▸ **Records for the exercise**
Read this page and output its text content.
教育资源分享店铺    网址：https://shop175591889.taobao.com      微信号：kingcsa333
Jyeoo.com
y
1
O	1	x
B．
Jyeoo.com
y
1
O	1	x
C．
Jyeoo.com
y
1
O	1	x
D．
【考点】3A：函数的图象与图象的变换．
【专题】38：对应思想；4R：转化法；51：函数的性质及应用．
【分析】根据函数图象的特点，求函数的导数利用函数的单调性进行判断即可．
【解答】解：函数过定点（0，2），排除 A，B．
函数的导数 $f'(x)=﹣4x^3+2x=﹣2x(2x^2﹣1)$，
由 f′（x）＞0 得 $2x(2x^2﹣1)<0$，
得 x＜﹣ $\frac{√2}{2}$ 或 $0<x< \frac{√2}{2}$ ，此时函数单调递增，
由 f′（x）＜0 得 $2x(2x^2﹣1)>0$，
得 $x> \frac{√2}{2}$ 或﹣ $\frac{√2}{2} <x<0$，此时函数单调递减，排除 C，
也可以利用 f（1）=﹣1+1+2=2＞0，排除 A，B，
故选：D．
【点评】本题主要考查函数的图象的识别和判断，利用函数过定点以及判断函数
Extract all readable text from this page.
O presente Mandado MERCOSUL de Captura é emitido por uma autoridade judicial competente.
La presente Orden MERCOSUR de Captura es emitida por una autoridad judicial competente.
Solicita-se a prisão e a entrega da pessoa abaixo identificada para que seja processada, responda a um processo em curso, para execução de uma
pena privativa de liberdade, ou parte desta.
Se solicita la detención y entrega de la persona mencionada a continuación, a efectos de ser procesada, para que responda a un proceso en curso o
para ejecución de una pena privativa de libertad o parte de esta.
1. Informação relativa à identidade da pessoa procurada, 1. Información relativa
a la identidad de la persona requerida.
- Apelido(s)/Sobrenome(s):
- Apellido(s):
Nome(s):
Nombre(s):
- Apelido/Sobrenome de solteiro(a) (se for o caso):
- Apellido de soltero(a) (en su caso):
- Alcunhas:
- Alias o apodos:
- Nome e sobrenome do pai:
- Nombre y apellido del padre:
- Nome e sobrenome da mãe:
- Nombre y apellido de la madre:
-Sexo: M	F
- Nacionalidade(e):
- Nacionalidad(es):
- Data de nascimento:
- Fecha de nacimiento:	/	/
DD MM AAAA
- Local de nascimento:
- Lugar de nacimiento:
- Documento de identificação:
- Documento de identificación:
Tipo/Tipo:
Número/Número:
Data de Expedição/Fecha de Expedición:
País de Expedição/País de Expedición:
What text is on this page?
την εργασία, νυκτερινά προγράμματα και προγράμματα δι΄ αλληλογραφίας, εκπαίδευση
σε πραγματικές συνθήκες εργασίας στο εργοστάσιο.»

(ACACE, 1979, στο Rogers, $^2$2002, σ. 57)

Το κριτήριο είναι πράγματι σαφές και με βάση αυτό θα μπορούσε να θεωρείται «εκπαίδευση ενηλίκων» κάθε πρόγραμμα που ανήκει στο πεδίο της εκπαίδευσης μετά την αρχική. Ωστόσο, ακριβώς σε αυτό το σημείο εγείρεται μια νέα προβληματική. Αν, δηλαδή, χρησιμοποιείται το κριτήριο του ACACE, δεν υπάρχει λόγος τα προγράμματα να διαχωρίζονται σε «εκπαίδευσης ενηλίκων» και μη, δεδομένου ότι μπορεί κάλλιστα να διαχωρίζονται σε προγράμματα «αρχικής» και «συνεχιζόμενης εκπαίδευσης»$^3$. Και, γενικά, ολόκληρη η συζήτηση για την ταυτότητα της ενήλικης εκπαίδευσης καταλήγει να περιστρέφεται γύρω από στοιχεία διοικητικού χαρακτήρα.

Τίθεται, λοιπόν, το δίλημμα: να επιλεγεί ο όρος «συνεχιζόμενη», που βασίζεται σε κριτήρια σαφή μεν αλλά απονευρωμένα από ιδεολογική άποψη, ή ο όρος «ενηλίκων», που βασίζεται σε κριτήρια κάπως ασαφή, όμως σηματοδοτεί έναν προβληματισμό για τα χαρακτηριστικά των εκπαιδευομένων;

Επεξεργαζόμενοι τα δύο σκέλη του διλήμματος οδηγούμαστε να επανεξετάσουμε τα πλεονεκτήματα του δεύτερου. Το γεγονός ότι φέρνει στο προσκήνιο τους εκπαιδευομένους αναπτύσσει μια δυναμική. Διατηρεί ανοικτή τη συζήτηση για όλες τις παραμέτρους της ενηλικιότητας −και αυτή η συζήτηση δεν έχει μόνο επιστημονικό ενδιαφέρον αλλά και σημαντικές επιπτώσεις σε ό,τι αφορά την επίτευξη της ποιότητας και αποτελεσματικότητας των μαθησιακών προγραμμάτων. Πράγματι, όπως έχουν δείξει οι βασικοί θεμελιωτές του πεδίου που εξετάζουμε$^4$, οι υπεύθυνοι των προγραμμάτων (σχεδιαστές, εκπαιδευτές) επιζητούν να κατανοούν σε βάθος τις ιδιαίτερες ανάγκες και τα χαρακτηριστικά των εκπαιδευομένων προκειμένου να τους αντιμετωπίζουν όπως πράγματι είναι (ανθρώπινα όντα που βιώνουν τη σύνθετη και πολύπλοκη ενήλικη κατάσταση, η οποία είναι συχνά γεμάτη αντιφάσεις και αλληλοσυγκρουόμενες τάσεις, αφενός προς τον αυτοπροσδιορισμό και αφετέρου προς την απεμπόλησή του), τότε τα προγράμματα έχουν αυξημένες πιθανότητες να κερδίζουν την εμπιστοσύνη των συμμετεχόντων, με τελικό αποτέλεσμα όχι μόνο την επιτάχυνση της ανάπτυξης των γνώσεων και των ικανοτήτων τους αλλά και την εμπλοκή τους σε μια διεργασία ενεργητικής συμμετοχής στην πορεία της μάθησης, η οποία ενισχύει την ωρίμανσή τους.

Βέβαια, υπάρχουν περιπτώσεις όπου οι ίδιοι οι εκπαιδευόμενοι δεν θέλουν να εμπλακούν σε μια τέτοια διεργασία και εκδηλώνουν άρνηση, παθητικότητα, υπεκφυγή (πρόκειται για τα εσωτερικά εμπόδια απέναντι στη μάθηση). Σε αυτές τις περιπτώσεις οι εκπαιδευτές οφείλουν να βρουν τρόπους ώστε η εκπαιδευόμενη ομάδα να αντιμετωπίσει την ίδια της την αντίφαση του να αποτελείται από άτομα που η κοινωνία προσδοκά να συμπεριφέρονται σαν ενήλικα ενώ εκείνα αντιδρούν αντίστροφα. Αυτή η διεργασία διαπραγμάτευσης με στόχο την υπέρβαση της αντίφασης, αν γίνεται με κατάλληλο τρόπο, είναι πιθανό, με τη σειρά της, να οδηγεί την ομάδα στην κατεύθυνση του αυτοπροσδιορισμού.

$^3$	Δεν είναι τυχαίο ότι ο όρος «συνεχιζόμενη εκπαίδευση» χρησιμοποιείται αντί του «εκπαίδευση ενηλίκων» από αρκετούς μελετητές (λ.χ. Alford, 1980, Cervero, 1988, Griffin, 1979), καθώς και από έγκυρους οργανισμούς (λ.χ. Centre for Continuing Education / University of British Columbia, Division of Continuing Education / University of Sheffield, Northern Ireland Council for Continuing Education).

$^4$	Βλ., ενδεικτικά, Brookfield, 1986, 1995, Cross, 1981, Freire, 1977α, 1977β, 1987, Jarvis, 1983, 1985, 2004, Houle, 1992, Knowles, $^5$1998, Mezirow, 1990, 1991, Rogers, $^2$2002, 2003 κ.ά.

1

▸ **Stated problem**
Extract all of the data shown above without alteration.

▸ **The response**
Read this page and output its text content.
教育资源分享店铺    网址：https://shop175591889.taobao.com      微信号：kingcsa333
Jyeoo.com
y
1
O	1	x
B．
Jyeoo.com
y
1
O	1	x
C．
Jyeoo.com
y
1
O	1	x
D．
【考点】3A：函数的图象与图象的变换．
【专题】38：对应思想；4R：转化法；51：函数的性质及应用．
【分析】根据函数图象的特点，求函数的导数利用函数的单调性进行判断即可．
【解答】解：函数过定点（0，2），排除 A，B．
函数的导数 $f'(x)=﹣4x^3+2x=﹣2x(2x^2﹣1)$，
由 f′（x）＞0 得 $2x(2x^2﹣1)<0$，
得 x＜﹣ $\frac{√2}{2}$ 或 $0<x< \frac{√2}{2}$ ，此时函数单调递增，
由 f′（x）＜0 得 $2x(2x^2﹣1)>0$，
得 $x> \frac{√2}{2}$ 或﹣ $\frac{√2}{2} <x<0$，此时函数单调递减，排除 C，
也可以利用 f（1）=﹣1+1+2=2＞0，排除 A，B，
故选：D．
【点评】本题主要考查函数的图象的识别和判断，利用函数过定点以及判断函数
Extract all readable text from this page.
O presente Mandado MERCOSUL de Captura é emitido por uma autoridade judicial competente.
La presente Orden MERCOSUR de Captura es emitida por una autoridad judicial competente.
Solicita-se a prisão e a entrega da pessoa abaixo identificada para que seja processada, responda a um processo em curso, para execução de uma
pena privativa de liberdade, ou parte desta.
Se solicita la detención y entrega de la persona mencionada a continuación, a efectos de ser procesada, para que responda a un proceso en curso o
para ejecución de una pena privativa de libertad o parte de esta.
1. Informação relativa à identidade da pessoa procurada, 1. Información relativa
a la identidad de la persona requerida.
- Apelido(s)/Sobrenome(s):
- Apellido(s):
Nome(s):
Nombre(s):
- Apelido/Sobrenome de solteiro(a) (se for o caso):
- Apellido de soltero(a) (en su caso):
- Alcunhas:
- Alias o apodos:
- Nome e sobrenome do pai:
- Nombre y apellido del padre:
- Nome e sobrenome da mãe:
- Nombre y apellido de la madre:
-Sexo: M	F
- Nacionalidade(e):
- Nacionalidad(es):
- Data de nascimento:
- Fecha de nacimiento:	/	/
DD MM AAAA
- Local de nascimento:
- Lugar de nacimiento:
- Documento de identificação:
- Documento de identificación:
Tipo/Tipo:
Número/Número:
Data de Expedição/Fecha de Expedición:
País de Expedição/País de Expedición:
What text is on this page?
την εργασία, νυκτερινά προγράμματα και προγράμματα δι΄ αλληλογραφίας, εκπαίδευση
σε πραγματικές συνθήκες εργασίας στο εργοστάσιο.»

(ACACE, 1979, στο Rogers, $^2$2002, σ. 57)

Το κριτήριο είναι πράγματι σαφές και με βάση αυτό θα μπορούσε να θεωρείται «εκπαίδευση ενηλίκων» κάθε πρόγραμμα που ανήκει στο πεδίο της εκπαίδευσης μετά την αρχική. Ωστόσο, ακριβώς σε αυτό το σημείο εγείρεται μια νέα προβληματική. Αν, δηλαδή, χρησιμοποιείται το κριτήριο του ACACE, δεν υπάρχει λόγος τα προγράμματα να διαχωρίζονται σε «εκπαίδευσης ενηλίκων» και μη, δεδομένου ότι μπορεί κάλλιστα να διαχωρίζονται σε προγράμματα «αρχικής» και «συνεχιζόμενης εκπαίδευσης»$^3$. Και, γενικά, ολόκληρη η συζήτηση για την ταυτότητα της ενήλικης εκπαίδευσης καταλήγει να περιστρέφεται γύρω από στοιχεία διοικητικού χαρακτήρα.

Τίθεται, λοιπόν, το δίλημμα: να επιλεγεί ο όρος «συνεχιζόμενη», που βασίζεται σε κριτήρια σαφή μεν αλλά απονευρωμένα από ιδεολογική άποψη, ή ο όρος «ενηλίκων», που βασίζεται σε κριτήρια κάπως ασαφή, όμως σηματοδοτεί έναν προβληματισμό για τα χαρακτηριστικά των εκπαιδευομένων;

Επεξεργαζόμενοι τα δύο σκέλη του διλήμματος οδηγούμαστε να επανεξετάσουμε τα πλεονεκτήματα του δεύτερου. Το γεγονός ότι φέρνει στο προσκήνιο τους εκπαιδευομένους αναπτύσσει μια δυναμική. Διατηρεί ανοικτή τη συζήτηση για όλες τις παραμέτρους της ενηλικιότητας −και αυτή η συζήτηση δεν έχει μόνο επιστημονικό ενδιαφέρον αλλά και σημαντικές επιπτώσεις σε ό,τι αφορά την επίτευξη της ποιότητας και αποτελεσματικότητας των μαθησιακών προγραμμάτων. Πράγματι, όπως έχουν δείξει οι βασικοί θεμελιωτές του πεδίου που εξετάζουμε$^4$, οι υπεύθυνοι των προγραμμάτων (σχεδιαστές, εκπαιδευτές) επιζητούν να κατανοούν σε βάθος τις ιδιαίτερες ανάγκες και τα χαρακτηριστικά των εκπαιδευομένων προκειμένου να τους αντιμετωπίζουν όπως πράγματι είναι (ανθρώπινα όντα που βιώνουν τη σύνθετη και πολύπλοκη ενήλικη κατάσταση, η οποία είναι συχνά γεμάτη αντιφάσεις και αλληλοσυγκρουόμενες τάσεις, αφενός προς τον αυτοπροσδιορισμό και αφετέρου προς την απεμπόλησή του), τότε τα προγράμματα έχουν αυξημένες πιθανότητες να κερδίζουν την εμπιστοσύνη των συμμετεχόντων, με τελικό αποτέλεσμα όχι μόνο την επιτάχυνση της ανάπτυξης των γνώσεων και των ικανοτήτων τους αλλά και την εμπλοκή τους σε μια διεργασία ενεργητικής συμμετοχής στην πορεία της μάθησης, η οποία ενισχύει την ωρίμανσή τους.

Βέβαια, υπάρχουν περιπτώσεις όπου οι ίδιοι οι εκπαιδευόμενοι δεν θέλουν να εμπλακούν σε μια τέτοια διεργασία και εκδηλώνουν άρνηση, παθητικότητα, υπεκφυγή (πρόκειται για τα εσωτερικά εμπόδια απέναντι στη μάθηση). Σε αυτές τις περιπτώσεις οι εκπαιδευτές οφείλουν να βρουν τρόπους ώστε η εκπαιδευόμενη ομάδα να αντιμετωπίσει την ίδια της την αντίφαση του να αποτελείται από άτομα που η κοινωνία προσδοκά να συμπεριφέρονται σαν ενήλικα ενώ εκείνα αντιδρούν αντίστροφα. Αυτή η διεργασία διαπραγμάτευσης με στόχο την υπέρβαση της αντίφασης, αν γίνεται με κατάλληλο τρόπο, είναι πιθανό, με τη σειρά της, να οδηγεί την ομάδα στην κατεύθυνση του αυτοπροσδιορισμού.

$^3$	Δεν είναι τυχαίο ότι ο όρος «συνεχιζόμενη εκπαίδευση» χρησιμοποιείται αντί του «εκπαίδευση ενηλίκων» από αρκετούς μελετητές (λ.χ. Alford, 1980, Cervero, 1988, Griffin, 1979), καθώς και από έγκυρους οργανισμούς (λ.χ. Centre for Continuing Education / University of British Columbia, Division of Continuing Education / University of Sheffield, Northern Ireland Council for Continuing Education).

$^4$	Βλ., ενδεικτικά, Brookfield, 1986, 1995, Cross, 1981, Freire, 1977α, 1977β, 1987, Jarvis, 1983, 1985, 2004, Houle, 1992, Knowles, $^5$1998, Mezirow, 1990, 1991, Rogers, $^2$2002, 2003 κ.ά.

1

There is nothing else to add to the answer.